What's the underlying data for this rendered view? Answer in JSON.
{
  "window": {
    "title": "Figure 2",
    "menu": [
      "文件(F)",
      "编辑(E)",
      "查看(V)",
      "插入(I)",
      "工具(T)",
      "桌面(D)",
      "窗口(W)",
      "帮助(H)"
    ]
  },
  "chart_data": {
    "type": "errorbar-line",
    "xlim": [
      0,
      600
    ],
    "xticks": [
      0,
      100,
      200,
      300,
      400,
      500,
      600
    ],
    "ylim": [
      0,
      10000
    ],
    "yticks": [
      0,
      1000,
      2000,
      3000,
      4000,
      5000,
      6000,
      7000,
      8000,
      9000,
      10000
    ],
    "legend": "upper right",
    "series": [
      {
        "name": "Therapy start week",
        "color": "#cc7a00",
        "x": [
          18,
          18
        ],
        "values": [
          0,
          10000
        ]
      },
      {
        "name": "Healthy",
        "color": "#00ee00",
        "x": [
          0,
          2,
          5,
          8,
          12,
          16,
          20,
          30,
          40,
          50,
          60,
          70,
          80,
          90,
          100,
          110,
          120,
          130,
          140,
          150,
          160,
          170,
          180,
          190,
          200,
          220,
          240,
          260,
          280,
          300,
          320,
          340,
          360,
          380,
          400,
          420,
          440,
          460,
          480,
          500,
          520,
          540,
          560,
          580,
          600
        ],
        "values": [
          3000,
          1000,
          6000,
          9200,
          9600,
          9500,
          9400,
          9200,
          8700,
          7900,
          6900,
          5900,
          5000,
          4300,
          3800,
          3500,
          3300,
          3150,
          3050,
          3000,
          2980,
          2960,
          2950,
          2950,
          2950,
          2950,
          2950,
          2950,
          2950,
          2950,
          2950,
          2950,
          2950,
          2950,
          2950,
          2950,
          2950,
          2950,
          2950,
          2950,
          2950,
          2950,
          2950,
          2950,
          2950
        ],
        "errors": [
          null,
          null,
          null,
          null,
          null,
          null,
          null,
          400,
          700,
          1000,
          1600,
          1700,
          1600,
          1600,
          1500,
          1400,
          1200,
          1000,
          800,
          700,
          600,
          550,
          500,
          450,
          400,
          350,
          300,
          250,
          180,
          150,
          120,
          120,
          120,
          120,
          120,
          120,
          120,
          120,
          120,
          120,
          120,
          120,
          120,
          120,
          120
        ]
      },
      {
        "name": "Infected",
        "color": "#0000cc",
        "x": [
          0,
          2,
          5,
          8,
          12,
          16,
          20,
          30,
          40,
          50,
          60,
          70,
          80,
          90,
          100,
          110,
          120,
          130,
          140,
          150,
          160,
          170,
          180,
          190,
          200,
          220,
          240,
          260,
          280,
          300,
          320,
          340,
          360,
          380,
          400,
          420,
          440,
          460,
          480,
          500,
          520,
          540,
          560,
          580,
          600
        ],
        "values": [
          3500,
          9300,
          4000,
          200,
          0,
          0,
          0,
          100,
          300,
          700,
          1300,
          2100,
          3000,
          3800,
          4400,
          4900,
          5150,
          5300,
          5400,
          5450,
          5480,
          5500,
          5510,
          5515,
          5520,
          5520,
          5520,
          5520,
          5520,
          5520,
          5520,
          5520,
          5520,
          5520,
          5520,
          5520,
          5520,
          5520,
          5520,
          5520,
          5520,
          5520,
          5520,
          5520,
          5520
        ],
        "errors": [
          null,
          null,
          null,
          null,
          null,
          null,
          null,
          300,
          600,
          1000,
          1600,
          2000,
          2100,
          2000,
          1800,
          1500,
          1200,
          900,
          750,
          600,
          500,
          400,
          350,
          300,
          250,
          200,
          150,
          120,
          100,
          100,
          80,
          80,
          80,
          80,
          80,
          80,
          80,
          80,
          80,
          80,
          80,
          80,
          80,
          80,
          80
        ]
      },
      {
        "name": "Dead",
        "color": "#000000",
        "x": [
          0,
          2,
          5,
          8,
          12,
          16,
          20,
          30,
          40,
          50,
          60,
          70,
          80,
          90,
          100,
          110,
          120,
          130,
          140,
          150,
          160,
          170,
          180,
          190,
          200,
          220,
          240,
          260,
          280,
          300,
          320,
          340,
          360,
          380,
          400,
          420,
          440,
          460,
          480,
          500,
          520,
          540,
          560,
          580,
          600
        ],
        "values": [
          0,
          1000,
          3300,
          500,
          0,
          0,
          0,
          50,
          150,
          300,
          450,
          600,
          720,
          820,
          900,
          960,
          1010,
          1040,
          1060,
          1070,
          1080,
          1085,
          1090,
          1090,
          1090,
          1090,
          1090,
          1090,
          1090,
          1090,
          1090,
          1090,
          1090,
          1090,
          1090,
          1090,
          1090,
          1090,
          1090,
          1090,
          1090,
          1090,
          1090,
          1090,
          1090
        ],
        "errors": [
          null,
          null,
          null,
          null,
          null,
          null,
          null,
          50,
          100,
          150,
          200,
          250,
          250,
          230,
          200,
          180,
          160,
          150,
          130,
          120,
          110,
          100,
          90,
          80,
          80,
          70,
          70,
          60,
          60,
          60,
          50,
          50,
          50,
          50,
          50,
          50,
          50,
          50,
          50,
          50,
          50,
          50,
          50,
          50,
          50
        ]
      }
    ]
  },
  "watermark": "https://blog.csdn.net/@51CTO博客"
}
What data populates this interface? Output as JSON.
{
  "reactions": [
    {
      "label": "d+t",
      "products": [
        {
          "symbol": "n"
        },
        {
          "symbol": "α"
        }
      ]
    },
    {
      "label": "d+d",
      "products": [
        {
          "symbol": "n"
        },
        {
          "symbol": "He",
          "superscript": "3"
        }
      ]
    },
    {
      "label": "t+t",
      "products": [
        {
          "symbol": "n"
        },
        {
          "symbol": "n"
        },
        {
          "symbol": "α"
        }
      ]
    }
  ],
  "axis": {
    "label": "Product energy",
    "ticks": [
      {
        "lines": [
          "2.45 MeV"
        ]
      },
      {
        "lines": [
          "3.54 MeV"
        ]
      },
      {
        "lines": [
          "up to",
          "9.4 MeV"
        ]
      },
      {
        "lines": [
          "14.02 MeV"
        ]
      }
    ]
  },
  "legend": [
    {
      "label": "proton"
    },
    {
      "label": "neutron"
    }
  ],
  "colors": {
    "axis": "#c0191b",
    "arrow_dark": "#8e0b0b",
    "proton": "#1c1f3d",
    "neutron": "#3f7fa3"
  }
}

_ _ _

■ GOAL OF THE EXERCISE
Give the number of lines in the listing above that contain "JSON", and nothing else.

■ TASK RESULT
2